** start Information shown **

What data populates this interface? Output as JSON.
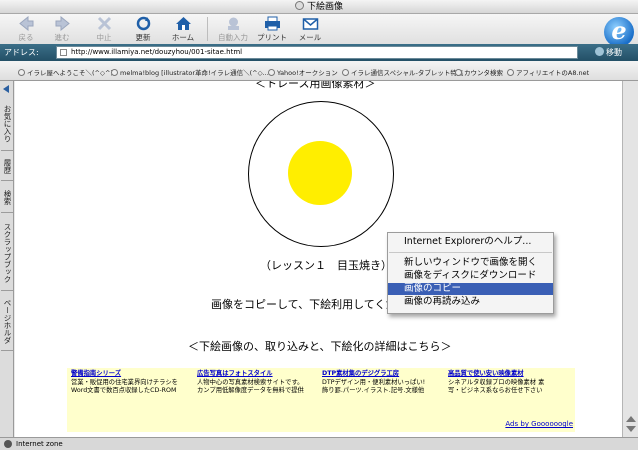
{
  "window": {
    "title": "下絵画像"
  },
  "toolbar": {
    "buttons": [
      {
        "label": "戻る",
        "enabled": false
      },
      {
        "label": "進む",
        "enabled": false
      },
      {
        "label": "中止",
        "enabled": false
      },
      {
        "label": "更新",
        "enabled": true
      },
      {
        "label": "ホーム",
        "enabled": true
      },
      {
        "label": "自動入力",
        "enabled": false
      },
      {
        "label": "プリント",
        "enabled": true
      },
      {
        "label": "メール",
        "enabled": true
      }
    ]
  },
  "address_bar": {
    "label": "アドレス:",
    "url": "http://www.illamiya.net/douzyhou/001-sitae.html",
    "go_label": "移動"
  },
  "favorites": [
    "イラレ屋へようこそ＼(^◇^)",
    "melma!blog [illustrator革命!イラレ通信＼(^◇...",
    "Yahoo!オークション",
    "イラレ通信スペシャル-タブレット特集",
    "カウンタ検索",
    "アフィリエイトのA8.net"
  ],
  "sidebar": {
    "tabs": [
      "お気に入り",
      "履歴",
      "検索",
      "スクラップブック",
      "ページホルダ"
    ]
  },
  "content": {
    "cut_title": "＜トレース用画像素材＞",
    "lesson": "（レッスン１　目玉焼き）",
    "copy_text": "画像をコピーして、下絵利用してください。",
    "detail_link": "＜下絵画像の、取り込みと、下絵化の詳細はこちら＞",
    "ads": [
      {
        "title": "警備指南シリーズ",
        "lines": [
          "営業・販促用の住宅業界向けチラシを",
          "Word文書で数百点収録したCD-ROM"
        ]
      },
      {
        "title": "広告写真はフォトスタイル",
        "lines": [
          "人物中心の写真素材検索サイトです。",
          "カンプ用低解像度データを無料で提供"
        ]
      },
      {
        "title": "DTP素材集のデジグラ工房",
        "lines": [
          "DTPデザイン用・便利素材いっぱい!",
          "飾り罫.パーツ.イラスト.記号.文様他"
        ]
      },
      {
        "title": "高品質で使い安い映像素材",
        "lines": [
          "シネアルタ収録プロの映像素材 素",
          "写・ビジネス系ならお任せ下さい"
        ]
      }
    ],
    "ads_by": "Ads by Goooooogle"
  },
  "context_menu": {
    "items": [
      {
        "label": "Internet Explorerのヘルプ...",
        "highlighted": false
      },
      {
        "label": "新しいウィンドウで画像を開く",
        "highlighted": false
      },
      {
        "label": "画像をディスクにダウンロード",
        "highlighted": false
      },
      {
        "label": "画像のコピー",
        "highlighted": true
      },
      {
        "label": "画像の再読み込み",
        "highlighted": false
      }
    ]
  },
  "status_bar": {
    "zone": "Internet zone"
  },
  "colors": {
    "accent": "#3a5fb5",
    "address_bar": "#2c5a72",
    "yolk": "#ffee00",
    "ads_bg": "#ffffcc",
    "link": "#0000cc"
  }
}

** end Information shown **
** start Information shown **

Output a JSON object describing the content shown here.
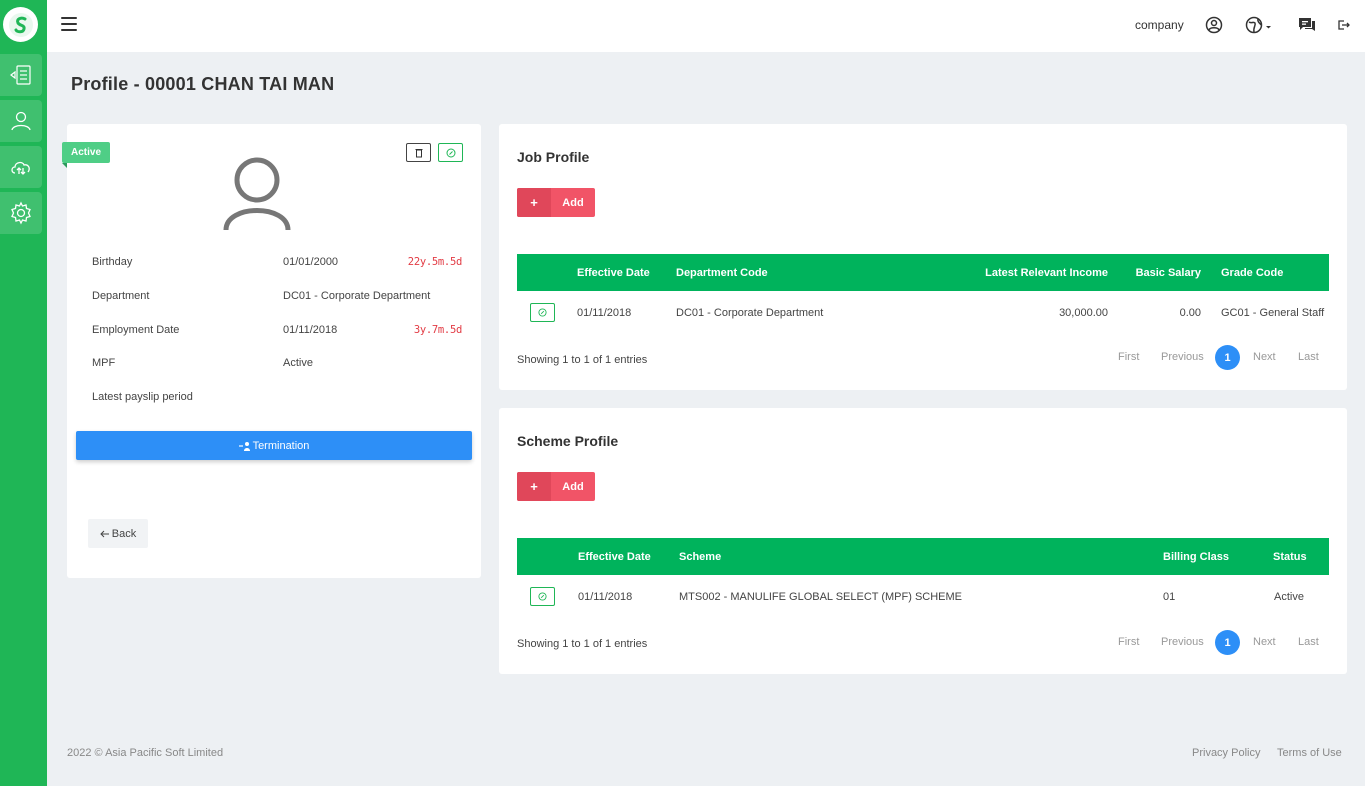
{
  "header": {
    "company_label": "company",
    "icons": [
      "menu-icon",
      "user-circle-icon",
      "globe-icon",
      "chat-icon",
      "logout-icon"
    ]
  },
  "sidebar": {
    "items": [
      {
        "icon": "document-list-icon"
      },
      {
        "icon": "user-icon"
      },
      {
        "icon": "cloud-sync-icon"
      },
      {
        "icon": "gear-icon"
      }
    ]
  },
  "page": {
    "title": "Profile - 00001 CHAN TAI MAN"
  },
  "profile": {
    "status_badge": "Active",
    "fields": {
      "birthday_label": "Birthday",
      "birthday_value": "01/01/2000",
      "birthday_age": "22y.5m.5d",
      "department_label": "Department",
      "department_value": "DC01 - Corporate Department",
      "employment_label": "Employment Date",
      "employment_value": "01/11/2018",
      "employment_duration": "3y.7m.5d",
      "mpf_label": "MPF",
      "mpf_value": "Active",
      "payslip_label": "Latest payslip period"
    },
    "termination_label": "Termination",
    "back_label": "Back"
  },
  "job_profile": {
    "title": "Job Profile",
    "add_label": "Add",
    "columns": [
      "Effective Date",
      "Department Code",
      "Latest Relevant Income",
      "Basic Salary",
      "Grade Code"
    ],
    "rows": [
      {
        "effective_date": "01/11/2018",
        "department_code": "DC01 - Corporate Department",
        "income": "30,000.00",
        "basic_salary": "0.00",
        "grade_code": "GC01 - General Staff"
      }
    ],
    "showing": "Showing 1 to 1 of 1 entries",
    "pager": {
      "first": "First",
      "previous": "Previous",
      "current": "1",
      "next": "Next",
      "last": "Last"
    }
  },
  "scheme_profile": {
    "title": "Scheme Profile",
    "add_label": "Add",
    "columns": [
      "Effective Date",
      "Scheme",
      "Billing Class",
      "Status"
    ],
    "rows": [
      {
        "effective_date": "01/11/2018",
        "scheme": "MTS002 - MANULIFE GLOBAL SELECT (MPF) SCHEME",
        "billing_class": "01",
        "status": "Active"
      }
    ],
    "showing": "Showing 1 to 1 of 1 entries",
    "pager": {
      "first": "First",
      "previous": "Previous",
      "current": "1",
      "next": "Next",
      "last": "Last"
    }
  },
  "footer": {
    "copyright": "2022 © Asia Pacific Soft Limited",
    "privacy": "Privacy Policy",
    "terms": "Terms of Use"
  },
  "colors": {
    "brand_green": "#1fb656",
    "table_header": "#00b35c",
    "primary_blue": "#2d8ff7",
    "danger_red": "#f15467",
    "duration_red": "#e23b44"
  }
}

** end Information shown **

Short task. Pull out every line above that holds the word "Active".

Problem solution.
    "status_badge": "Active",
      "mpf_value": "Active",
        "status": "Active"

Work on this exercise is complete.